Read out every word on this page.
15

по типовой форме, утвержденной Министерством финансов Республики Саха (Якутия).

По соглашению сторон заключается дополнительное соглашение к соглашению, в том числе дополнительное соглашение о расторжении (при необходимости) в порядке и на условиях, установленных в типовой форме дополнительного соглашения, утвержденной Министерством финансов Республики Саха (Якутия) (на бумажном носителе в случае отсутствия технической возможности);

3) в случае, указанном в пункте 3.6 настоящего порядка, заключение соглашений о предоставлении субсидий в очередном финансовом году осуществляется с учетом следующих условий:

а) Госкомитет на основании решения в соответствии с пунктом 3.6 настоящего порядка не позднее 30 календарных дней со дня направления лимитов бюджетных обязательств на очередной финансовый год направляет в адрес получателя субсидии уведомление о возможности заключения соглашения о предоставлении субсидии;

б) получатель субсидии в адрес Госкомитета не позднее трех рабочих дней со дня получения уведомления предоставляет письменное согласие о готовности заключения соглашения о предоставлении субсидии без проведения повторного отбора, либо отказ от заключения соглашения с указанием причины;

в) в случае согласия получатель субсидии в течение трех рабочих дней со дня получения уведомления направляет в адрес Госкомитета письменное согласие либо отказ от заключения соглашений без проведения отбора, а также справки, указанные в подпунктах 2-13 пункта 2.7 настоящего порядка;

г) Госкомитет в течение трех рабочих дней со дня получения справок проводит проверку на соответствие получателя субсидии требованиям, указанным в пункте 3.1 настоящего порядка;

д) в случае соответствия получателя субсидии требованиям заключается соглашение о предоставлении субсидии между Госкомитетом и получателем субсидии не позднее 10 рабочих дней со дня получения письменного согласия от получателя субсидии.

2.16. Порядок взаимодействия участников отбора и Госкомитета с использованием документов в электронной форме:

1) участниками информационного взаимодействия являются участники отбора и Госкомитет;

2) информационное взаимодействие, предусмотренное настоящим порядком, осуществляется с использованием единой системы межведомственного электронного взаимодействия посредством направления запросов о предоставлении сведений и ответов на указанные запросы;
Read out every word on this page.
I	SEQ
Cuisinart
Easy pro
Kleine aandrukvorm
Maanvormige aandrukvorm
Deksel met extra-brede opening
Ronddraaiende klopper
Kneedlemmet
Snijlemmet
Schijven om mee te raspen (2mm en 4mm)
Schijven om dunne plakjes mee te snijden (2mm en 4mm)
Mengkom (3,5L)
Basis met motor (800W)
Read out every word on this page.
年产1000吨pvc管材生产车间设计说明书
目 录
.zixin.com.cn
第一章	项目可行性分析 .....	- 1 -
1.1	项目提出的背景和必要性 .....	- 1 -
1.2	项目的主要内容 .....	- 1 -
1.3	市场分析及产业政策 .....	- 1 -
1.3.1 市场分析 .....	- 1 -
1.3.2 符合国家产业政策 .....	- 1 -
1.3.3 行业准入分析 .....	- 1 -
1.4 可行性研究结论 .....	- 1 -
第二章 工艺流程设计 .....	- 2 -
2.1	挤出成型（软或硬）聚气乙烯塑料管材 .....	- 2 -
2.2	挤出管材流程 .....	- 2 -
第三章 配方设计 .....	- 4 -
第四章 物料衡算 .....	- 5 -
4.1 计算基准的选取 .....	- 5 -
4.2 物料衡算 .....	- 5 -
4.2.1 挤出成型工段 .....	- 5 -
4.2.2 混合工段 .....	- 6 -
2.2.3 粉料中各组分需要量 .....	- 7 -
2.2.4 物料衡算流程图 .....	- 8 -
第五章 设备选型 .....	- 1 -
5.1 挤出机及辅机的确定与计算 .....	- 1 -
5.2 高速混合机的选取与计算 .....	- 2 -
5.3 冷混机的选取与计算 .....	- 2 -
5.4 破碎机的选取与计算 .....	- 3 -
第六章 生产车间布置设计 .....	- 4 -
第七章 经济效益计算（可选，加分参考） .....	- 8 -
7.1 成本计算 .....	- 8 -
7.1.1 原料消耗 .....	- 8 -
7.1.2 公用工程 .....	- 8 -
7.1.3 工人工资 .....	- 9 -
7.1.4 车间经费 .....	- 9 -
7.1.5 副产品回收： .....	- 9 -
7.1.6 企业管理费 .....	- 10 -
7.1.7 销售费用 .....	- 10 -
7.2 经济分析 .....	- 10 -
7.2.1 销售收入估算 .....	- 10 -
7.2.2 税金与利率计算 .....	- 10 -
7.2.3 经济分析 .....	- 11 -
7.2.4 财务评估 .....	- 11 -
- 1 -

• • • •

[What is asked]
Output all of the data above without any alteration.

[Exercise result]
Read out every word on this page.
15

по типовой форме, утвержденной Министерством финансов Республики Саха (Якутия).

По соглашению сторон заключается дополнительное соглашение к соглашению, в том числе дополнительное соглашение о расторжении (при необходимости) в порядке и на условиях, установленных в типовой форме дополнительного соглашения, утвержденной Министерством финансов Республики Саха (Якутия) (на бумажном носителе в случае отсутствия технической возможности);

3) в случае, указанном в пункте 3.6 настоящего порядка, заключение соглашений о предоставлении субсидий в очередном финансовом году осуществляется с учетом следующих условий:

а) Госкомитет на основании решения в соответствии с пунктом 3.6 настоящего порядка не позднее 30 календарных дней со дня направления лимитов бюджетных обязательств на очередной финансовый год направляет в адрес получателя субсидии уведомление о возможности заключения соглашения о предоставлении субсидии;

б) получатель субсидии в адрес Госкомитета не позднее трех рабочих дней со дня получения уведомления предоставляет письменное согласие о готовности заключения соглашения о предоставлении субсидии без проведения повторного отбора, либо отказ от заключения соглашения с указанием причины;

в) в случае согласия получатель субсидии в течение трех рабочих дней со дня получения уведомления направляет в адрес Госкомитета письменное согласие либо отказ от заключения соглашений без проведения отбора, а также справки, указанные в подпунктах 2-13 пункта 2.7 настоящего порядка;

г) Госкомитет в течение трех рабочих дней со дня получения справок проводит проверку на соответствие получателя субсидии требованиям, указанным в пункте 3.1 настоящего порядка;

д) в случае соответствия получателя субсидии требованиям заключается соглашение о предоставлении субсидии между Госкомитетом и получателем субсидии не позднее 10 рабочих дней со дня получения письменного согласия от получателя субсидии.

2.16. Порядок взаимодействия участников отбора и Госкомитета с использованием документов в электронной форме:

1) участниками информационного взаимодействия являются участники отбора и Госкомитет;

2) информационное взаимодействие, предусмотренное настоящим порядком, осуществляется с использованием единой системы межведомственного электронного взаимодействия посредством направления запросов о предоставлении сведений и ответов на указанные запросы;
Read out every word on this page.
I	SEQ
Cuisinart
Easy pro
Kleine aandrukvorm
Maanvormige aandrukvorm
Deksel met extra-brede opening
Ronddraaiende klopper
Kneedlemmet
Snijlemmet
Schijven om mee te raspen (2mm en 4mm)
Schijven om dunne plakjes mee te snijden (2mm en 4mm)
Mengkom (3,5L)
Basis met motor (800W)
Read out every word on this page.
年产1000吨pvc管材生产车间设计说明书
目 录
.zixin.com.cn
第一章	项目可行性分析 .....	- 1 -
1.1	项目提出的背景和必要性 .....	- 1 -
1.2	项目的主要内容 .....	- 1 -
1.3	市场分析及产业政策 .....	- 1 -
1.3.1 市场分析 .....	- 1 -
1.3.2 符合国家产业政策 .....	- 1 -
1.3.3 行业准入分析 .....	- 1 -
1.4 可行性研究结论 .....	- 1 -
第二章 工艺流程设计 .....	- 2 -
2.1	挤出成型（软或硬）聚气乙烯塑料管材 .....	- 2 -
2.2	挤出管材流程 .....	- 2 -
第三章 配方设计 .....	- 4 -
第四章 物料衡算 .....	- 5 -
4.1 计算基准的选取 .....	- 5 -
4.2 物料衡算 .....	- 5 -
4.2.1 挤出成型工段 .....	- 5 -
4.2.2 混合工段 .....	- 6 -
2.2.3 粉料中各组分需要量 .....	- 7 -
2.2.4 物料衡算流程图 .....	- 8 -
第五章 设备选型 .....	- 1 -
5.1 挤出机及辅机的确定与计算 .....	- 1 -
5.2 高速混合机的选取与计算 .....	- 2 -
5.3 冷混机的选取与计算 .....	- 2 -
5.4 破碎机的选取与计算 .....	- 3 -
第六章 生产车间布置设计 .....	- 4 -
第七章 经济效益计算（可选，加分参考） .....	- 8 -
7.1 成本计算 .....	- 8 -
7.1.1 原料消耗 .....	- 8 -
7.1.2 公用工程 .....	- 8 -
7.1.3 工人工资 .....	- 9 -
7.1.4 车间经费 .....	- 9 -
7.1.5 副产品回收： .....	- 9 -
7.1.6 企业管理费 .....	- 10 -
7.1.7 销售费用 .....	- 10 -
7.2 经济分析 .....	- 10 -
7.2.1 销售收入估算 .....	- 10 -
7.2.2 税金与利率计算 .....	- 10 -
7.2.3 经济分析 .....	- 11 -
7.2.4 财务评估 .....	- 11 -
- 1 -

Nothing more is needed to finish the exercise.